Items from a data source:
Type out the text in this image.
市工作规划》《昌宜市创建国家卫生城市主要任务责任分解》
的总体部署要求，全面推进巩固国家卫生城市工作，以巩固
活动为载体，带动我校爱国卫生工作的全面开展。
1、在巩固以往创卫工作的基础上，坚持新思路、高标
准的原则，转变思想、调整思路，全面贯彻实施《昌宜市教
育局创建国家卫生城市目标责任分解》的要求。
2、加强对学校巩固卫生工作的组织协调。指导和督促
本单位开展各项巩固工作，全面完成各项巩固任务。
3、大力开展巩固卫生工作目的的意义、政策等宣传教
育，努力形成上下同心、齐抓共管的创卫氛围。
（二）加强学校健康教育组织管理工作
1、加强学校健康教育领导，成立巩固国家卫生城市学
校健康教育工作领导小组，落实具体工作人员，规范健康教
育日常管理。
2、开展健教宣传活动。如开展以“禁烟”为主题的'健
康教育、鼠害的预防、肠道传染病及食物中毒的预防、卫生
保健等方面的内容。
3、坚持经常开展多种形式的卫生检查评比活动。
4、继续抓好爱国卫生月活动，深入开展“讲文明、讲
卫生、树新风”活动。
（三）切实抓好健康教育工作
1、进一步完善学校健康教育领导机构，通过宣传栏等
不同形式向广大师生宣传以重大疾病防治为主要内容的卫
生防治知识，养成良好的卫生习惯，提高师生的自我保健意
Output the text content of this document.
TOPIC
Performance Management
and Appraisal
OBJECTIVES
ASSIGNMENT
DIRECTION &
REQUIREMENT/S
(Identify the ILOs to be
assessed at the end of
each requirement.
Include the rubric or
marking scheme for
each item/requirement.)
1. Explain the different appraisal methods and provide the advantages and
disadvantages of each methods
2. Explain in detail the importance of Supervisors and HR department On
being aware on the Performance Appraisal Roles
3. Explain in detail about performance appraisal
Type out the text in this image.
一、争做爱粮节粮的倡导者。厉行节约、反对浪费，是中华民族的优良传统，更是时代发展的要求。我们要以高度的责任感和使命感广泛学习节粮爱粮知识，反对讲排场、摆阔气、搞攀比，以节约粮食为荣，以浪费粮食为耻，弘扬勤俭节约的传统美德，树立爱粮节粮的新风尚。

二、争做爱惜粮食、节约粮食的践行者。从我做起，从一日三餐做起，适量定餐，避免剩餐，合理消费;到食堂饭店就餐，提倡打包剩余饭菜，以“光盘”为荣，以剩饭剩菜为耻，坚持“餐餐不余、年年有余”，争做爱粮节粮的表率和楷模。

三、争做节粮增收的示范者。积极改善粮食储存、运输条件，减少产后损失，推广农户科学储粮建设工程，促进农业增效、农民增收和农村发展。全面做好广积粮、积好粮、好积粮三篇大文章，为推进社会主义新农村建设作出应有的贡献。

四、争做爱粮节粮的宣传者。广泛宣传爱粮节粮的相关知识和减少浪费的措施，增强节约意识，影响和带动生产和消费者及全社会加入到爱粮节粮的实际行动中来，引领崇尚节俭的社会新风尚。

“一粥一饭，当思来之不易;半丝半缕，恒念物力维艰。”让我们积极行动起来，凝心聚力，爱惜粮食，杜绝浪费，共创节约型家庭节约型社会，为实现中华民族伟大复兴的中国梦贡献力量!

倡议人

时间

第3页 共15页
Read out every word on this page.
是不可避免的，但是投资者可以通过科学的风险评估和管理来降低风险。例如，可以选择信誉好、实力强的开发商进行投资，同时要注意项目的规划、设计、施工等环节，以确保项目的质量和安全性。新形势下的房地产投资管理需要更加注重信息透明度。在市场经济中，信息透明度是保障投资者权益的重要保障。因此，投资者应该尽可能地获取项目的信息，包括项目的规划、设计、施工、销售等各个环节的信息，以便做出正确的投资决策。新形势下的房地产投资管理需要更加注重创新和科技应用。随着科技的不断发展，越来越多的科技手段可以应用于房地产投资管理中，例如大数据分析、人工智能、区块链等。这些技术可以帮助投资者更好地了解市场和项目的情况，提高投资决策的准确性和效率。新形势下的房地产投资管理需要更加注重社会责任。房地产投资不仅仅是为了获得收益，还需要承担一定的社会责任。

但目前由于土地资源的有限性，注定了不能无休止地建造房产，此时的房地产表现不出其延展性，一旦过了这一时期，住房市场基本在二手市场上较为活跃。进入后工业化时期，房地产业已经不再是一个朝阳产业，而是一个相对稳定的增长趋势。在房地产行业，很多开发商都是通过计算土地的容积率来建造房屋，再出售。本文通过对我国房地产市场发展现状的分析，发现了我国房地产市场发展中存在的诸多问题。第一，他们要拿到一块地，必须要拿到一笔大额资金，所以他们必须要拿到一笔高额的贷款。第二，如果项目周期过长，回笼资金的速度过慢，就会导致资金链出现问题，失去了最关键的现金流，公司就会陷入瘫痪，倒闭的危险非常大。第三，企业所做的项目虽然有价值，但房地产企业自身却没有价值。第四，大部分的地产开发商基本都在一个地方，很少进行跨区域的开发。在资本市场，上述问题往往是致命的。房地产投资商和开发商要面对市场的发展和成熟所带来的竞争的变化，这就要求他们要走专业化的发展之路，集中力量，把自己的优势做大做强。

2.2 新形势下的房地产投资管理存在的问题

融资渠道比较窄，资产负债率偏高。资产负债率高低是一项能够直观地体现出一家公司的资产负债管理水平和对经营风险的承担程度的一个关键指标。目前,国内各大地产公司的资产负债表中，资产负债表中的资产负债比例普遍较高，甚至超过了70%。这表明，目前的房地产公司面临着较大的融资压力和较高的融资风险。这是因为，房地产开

# Instruction
Copy out each line of the records where the string "this" appears.

# Task response
Type out the text in this image.
Output the text content of this document.
Type out the text in this image.
Read out every word on this page.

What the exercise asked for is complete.